— Challenge —
Retype every entry word for word.

-=-=-=-=-

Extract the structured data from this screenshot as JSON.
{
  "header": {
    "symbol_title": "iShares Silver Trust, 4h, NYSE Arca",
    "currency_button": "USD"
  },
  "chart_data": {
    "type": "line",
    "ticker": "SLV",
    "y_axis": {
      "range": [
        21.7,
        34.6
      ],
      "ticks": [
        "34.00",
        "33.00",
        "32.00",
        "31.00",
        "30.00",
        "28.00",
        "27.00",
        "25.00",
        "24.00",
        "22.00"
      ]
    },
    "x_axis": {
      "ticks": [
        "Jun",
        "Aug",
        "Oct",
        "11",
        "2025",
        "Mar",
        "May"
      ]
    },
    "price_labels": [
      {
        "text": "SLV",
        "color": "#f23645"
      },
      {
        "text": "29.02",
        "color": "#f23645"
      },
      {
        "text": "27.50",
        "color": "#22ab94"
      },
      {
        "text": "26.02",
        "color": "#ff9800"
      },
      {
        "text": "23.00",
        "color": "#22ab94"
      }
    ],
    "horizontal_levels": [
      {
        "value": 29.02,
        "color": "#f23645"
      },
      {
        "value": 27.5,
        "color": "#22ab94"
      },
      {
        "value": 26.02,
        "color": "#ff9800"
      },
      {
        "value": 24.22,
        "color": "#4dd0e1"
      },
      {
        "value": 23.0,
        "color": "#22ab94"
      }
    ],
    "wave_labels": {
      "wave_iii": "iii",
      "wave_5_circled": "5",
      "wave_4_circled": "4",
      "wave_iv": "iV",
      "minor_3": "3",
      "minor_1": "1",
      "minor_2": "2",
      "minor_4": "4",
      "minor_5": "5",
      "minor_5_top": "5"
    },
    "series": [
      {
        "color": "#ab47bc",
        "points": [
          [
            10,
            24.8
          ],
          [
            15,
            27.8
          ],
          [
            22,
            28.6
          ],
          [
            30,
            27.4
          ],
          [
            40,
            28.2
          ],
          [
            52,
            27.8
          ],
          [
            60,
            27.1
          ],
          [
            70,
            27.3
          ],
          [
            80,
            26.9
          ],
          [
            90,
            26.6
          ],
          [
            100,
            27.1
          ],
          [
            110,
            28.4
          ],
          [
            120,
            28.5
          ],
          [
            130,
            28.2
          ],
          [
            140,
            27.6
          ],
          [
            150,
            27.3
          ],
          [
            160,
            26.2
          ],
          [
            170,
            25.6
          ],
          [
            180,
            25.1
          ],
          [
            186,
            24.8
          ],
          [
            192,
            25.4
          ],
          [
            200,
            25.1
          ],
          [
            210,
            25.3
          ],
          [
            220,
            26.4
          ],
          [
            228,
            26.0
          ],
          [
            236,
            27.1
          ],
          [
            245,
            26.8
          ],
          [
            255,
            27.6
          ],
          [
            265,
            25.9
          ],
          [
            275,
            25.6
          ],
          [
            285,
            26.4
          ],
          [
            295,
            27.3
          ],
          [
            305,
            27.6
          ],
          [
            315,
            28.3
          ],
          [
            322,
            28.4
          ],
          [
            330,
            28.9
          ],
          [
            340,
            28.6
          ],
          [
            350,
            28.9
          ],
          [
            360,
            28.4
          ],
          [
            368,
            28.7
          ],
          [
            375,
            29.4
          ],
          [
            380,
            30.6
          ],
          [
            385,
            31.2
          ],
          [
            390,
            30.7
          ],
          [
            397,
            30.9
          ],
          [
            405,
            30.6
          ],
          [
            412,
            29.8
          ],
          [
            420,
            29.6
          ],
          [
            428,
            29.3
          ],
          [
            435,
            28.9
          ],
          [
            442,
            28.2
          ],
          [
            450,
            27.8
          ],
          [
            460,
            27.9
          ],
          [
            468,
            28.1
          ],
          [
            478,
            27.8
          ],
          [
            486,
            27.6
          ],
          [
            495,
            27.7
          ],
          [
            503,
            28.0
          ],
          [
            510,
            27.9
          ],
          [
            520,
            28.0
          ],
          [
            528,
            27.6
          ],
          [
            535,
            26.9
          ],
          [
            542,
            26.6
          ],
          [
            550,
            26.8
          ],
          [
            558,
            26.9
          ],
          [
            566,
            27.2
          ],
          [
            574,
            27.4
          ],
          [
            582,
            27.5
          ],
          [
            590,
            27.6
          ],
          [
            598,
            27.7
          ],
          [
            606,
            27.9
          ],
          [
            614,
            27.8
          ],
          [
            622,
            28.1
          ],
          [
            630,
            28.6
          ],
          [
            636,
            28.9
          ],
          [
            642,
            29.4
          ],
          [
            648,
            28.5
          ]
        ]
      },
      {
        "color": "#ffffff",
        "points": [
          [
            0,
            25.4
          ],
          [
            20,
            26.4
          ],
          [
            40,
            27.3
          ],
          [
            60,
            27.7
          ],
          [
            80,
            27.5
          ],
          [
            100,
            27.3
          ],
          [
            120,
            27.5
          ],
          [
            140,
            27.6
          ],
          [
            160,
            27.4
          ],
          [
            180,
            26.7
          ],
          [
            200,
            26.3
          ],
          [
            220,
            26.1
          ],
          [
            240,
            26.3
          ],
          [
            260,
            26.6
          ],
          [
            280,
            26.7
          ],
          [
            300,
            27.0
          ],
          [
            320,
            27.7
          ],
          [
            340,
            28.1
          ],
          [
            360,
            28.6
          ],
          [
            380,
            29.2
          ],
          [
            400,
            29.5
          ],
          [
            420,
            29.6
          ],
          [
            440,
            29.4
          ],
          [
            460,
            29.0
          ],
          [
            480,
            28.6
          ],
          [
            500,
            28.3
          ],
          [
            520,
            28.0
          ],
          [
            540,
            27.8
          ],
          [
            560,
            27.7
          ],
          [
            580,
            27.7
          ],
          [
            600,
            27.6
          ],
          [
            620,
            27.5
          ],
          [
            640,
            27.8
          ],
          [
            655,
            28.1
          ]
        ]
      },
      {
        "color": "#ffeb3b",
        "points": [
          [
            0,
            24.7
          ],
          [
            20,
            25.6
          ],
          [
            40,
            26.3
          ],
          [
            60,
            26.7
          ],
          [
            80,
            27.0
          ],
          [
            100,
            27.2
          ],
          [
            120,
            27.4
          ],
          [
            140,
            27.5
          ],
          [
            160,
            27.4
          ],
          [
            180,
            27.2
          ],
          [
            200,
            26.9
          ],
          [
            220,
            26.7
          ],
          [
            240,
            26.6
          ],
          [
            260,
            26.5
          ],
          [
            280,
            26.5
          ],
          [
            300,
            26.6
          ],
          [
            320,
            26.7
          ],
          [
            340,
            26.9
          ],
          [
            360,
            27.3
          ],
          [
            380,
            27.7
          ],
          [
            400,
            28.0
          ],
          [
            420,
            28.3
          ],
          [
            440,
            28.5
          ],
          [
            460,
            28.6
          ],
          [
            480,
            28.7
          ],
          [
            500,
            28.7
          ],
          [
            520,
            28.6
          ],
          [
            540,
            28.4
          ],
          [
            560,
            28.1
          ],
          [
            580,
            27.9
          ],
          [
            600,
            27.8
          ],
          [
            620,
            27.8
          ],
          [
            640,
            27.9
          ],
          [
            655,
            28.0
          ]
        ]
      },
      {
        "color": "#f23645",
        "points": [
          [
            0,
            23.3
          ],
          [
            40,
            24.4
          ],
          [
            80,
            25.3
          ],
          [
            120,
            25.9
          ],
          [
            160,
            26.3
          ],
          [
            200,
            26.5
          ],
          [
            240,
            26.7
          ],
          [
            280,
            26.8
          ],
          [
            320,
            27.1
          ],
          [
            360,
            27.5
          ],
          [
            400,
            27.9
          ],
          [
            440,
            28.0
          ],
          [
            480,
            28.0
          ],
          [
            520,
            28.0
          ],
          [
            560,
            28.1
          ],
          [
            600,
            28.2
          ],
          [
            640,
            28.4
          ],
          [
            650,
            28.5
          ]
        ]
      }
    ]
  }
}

-=-=-=-=-

— Full answer —
Extract the structured data from this screenshot as JSON.
{
  "header": {
    "symbol_title": "iShares Silver Trust, 4h, NYSE Arca",
    "currency_button": "USD"
  },
  "chart_data": {
    "type": "line",
    "ticker": "SLV",
    "y_axis": {
      "range": [
        21.7,
        34.6
      ],
      "ticks": [
        "34.00",
        "33.00",
        "32.00",
        "31.00",
        "30.00",
        "28.00",
        "27.00",
        "25.00",
        "24.00",
        "22.00"
      ]
    },
    "x_axis": {
      "ticks": [
        "Jun",
        "Aug",
        "Oct",
        "11",
        "2025",
        "Mar",
        "May"
      ]
    },
    "price_labels": [
      {
        "text": "SLV",
        "color": "#f23645"
      },
      {
        "text": "29.02",
        "color": "#f23645"
      },
      {
        "text": "27.50",
        "color": "#22ab94"
      },
      {
        "text": "26.02",
        "color": "#ff9800"
      },
      {
        "text": "23.00",
        "color": "#22ab94"
      }
    ],
    "horizontal_levels": [
      {
        "value": 29.02,
        "color": "#f23645"
      },
      {
        "value": 27.5,
        "color": "#22ab94"
      },
      {
        "value": 26.02,
        "color": "#ff9800"
      },
      {
        "value": 24.22,
        "color": "#4dd0e1"
      },
      {
        "value": 23.0,
        "color": "#22ab94"
      }
    ],
    "wave_labels": {
      "wave_iii": "iii",
      "wave_5_circled": "5",
      "wave_4_circled": "4",
      "wave_iv": "iV",
      "minor_3": "3",
      "minor_1": "1",
      "minor_2": "2",
      "minor_4": "4",
      "minor_5": "5",
      "minor_5_top": "5"
    },
    "series": [
      {
        "color": "#ab47bc",
        "points": [
          [
            10,
            24.8
          ],
          [
            15,
            27.8
          ],
          [
            22,
            28.6
          ],
          [
            30,
            27.4
          ],
          [
            40,
            28.2
          ],
          [
            52,
            27.8
          ],
          [
            60,
            27.1
          ],
          [
            70,
            27.3
          ],
          [
            80,
            26.9
          ],
          [
            90,
            26.6
          ],
          [
            100,
            27.1
          ],
          [
            110,
            28.4
          ],
          [
            120,
            28.5
          ],
          [
            130,
            28.2
          ],
          [
            140,
            27.6
          ],
          [
            150,
            27.3
          ],
          [
            160,
            26.2
          ],
          [
            170,
            25.6
          ],
          [
            180,
            25.1
          ],
          [
            186,
            24.8
          ],
          [
            192,
            25.4
          ],
          [
            200,
            25.1
          ],
          [
            210,
            25.3
          ],
          [
            220,
            26.4
          ],
          [
            228,
            26.0
          ],
          [
            236,
            27.1
          ],
          [
            245,
            26.8
          ],
          [
            255,
            27.6
          ],
          [
            265,
            25.9
          ],
          [
            275,
            25.6
          ],
          [
            285,
            26.4
          ],
          [
            295,
            27.3
          ],
          [
            305,
            27.6
          ],
          [
            315,
            28.3
          ],
          [
            322,
            28.4
          ],
          [
            330,
            28.9
          ],
          [
            340,
            28.6
          ],
          [
            350,
            28.9
          ],
          [
            360,
            28.4
          ],
          [
            368,
            28.7
          ],
          [
            375,
            29.4
          ],
          [
            380,
            30.6
          ],
          [
            385,
            31.2
          ],
          [
            390,
            30.7
          ],
          [
            397,
            30.9
          ],
          [
            405,
            30.6
          ],
          [
            412,
            29.8
          ],
          [
            420,
            29.6
          ],
          [
            428,
            29.3
          ],
          [
            435,
            28.9
          ],
          [
            442,
            28.2
          ],
          [
            450,
            27.8
          ],
          [
            460,
            27.9
          ],
          [
            468,
            28.1
          ],
          [
            478,
            27.8
          ],
          [
            486,
            27.6
          ],
          [
            495,
            27.7
          ],
          [
            503,
            28.0
          ],
          [
            510,
            27.9
          ],
          [
            520,
            28.0
          ],
          [
            528,
            27.6
          ],
          [
            535,
            26.9
          ],
          [
            542,
            26.6
          ],
          [
            550,
            26.8
          ],
          [
            558,
            26.9
          ],
          [
            566,
            27.2
          ],
          [
            574,
            27.4
          ],
          [
            582,
            27.5
          ],
          [
            590,
            27.6
          ],
          [
            598,
            27.7
          ],
          [
            606,
            27.9
          ],
          [
            614,
            27.8
          ],
          [
            622,
            28.1
          ],
          [
            630,
            28.6
          ],
          [
            636,
            28.9
          ],
          [
            642,
            29.4
          ],
          [
            648,
            28.5
          ]
        ]
      },
      {
        "color": "#ffffff",
        "points": [
          [
            0,
            25.4
          ],
          [
            20,
            26.4
          ],
          [
            40,
            27.3
          ],
          [
            60,
            27.7
          ],
          [
            80,
            27.5
          ],
          [
            100,
            27.3
          ],
          [
            120,
            27.5
          ],
          [
            140,
            27.6
          ],
          [
            160,
            27.4
          ],
          [
            180,
            26.7
          ],
          [
            200,
            26.3
          ],
          [
            220,
            26.1
          ],
          [
            240,
            26.3
          ],
          [
            260,
            26.6
          ],
          [
            280,
            26.7
          ],
          [
            300,
            27.0
          ],
          [
            320,
            27.7
          ],
          [
            340,
            28.1
          ],
          [
            360,
            28.6
          ],
          [
            380,
            29.2
          ],
          [
            400,
            29.5
          ],
          [
            420,
            29.6
          ],
          [
            440,
            29.4
          ],
          [
            460,
            29.0
          ],
          [
            480,
            28.6
          ],
          [
            500,
            28.3
          ],
          [
            520,
            28.0
          ],
          [
            540,
            27.8
          ],
          [
            560,
            27.7
          ],
          [
            580,
            27.7
          ],
          [
            600,
            27.6
          ],
          [
            620,
            27.5
          ],
          [
            640,
            27.8
          ],
          [
            655,
            28.1
          ]
        ]
      },
      {
        "color": "#ffeb3b",
        "points": [
          [
            0,
            24.7
          ],
          [
            20,
            25.6
          ],
          [
            40,
            26.3
          ],
          [
            60,
            26.7
          ],
          [
            80,
            27.0
          ],
          [
            100,
            27.2
          ],
          [
            120,
            27.4
          ],
          [
            140,
            27.5
          ],
          [
            160,
            27.4
          ],
          [
            180,
            27.2
          ],
          [
            200,
            26.9
          ],
          [
            220,
            26.7
          ],
          [
            240,
            26.6
          ],
          [
            260,
            26.5
          ],
          [
            280,
            26.5
          ],
          [
            300,
            26.6
          ],
          [
            320,
            26.7
          ],
          [
            340,
            26.9
          ],
          [
            360,
            27.3
          ],
          [
            380,
            27.7
          ],
          [
            400,
            28.0
          ],
          [
            420,
            28.3
          ],
          [
            440,
            28.5
          ],
          [
            460,
            28.6
          ],
          [
            480,
            28.7
          ],
          [
            500,
            28.7
          ],
          [
            520,
            28.6
          ],
          [
            540,
            28.4
          ],
          [
            560,
            28.1
          ],
          [
            580,
            27.9
          ],
          [
            600,
            27.8
          ],
          [
            620,
            27.8
          ],
          [
            640,
            27.9
          ],
          [
            655,
            28.0
          ]
        ]
      },
      {
        "color": "#f23645",
        "points": [
          [
            0,
            23.3
          ],
          [
            40,
            24.4
          ],
          [
            80,
            25.3
          ],
          [
            120,
            25.9
          ],
          [
            160,
            26.3
          ],
          [
            200,
            26.5
          ],
          [
            240,
            26.7
          ],
          [
            280,
            26.8
          ],
          [
            320,
            27.1
          ],
          [
            360,
            27.5
          ],
          [
            400,
            27.9
          ],
          [
            440,
            28.0
          ],
          [
            480,
            28.0
          ],
          [
            520,
            28.0
          ],
          [
            560,
            28.1
          ],
          [
            600,
            28.2
          ],
          [
            640,
            28.4
          ],
          [
            650,
            28.5
          ]
        ]
      }
    ]
  }
}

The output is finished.